• _WHAT YOU ARE ASKED TO DO_
Print every line of the listing exactly, please.

• _RECORDS FOR THIS TASK_
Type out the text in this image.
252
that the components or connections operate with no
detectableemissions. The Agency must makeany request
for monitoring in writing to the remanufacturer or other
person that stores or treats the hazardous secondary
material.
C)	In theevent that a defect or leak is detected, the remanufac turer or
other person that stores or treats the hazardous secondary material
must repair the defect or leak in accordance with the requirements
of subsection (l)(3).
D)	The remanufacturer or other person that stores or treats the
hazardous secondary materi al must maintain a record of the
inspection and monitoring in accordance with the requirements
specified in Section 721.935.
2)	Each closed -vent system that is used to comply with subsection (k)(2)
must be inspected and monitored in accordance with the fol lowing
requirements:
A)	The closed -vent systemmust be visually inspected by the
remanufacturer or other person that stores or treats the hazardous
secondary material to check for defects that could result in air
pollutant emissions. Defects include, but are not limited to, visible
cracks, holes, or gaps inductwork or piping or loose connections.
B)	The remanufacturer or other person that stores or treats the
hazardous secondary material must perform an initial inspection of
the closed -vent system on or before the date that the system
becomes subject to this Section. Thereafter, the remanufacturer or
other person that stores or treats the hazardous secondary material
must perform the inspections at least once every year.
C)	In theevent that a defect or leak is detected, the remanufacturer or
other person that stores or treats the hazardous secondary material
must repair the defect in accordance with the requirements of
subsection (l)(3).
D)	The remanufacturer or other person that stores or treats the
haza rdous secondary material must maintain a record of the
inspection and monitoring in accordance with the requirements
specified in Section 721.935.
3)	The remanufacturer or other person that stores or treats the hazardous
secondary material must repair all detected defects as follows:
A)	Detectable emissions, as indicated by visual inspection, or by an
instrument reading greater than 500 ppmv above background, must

• _RESPONSE TO THE EXERCISE_
Type out the text in this image.
252
that the components or connections operate with no
detectableemissions. The Agency must makeany request
for monitoring in writing to the remanufacturer or other
person that stores or treats the hazardous secondary
material.
C)	In theevent that a defect or leak is detected, the remanufac turer or
other person that stores or treats the hazardous secondary material
must repair the defect or leak in accordance with the requirements
of subsection (l)(3).
D)	The remanufacturer or other person that stores or treats the
hazardous secondary materi al must maintain a record of the
inspection and monitoring in accordance with the requirements
specified in Section 721.935.
2)	Each closed -vent system that is used to comply with subsection (k)(2)
must be inspected and monitored in accordance with the fol lowing
requirements:
A)	The closed -vent systemmust be visually inspected by the
remanufacturer or other person that stores or treats the hazardous
secondary material to check for defects that could result in air
pollutant emissions. Defects include, but are not limited to, visible
cracks, holes, or gaps inductwork or piping or loose connections.
B)	The remanufacturer or other person that stores or treats the
hazardous secondary material must perform an initial inspection of
the closed -vent system on or before the date that the system
becomes subject to this Section. Thereafter, the remanufacturer or
other person that stores or treats the hazardous secondary material
must perform the inspections at least once every year.
C)	In theevent that a defect or leak is detected, the remanufacturer or
other person that stores or treats the hazardous secondary material
must repair the defect in accordance with the requirements of
subsection (l)(3).
D)	The remanufacturer or other person that stores or treats the
haza rdous secondary material must maintain a record of the
inspection and monitoring in accordance with the requirements
specified in Section 721.935.
3)	The remanufacturer or other person that stores or treats the hazardous
secondary material must repair all detected defects as follows:
A)	Detectable emissions, as indicated by visual inspection, or by an
instrument reading greater than 500 ppmv above background, must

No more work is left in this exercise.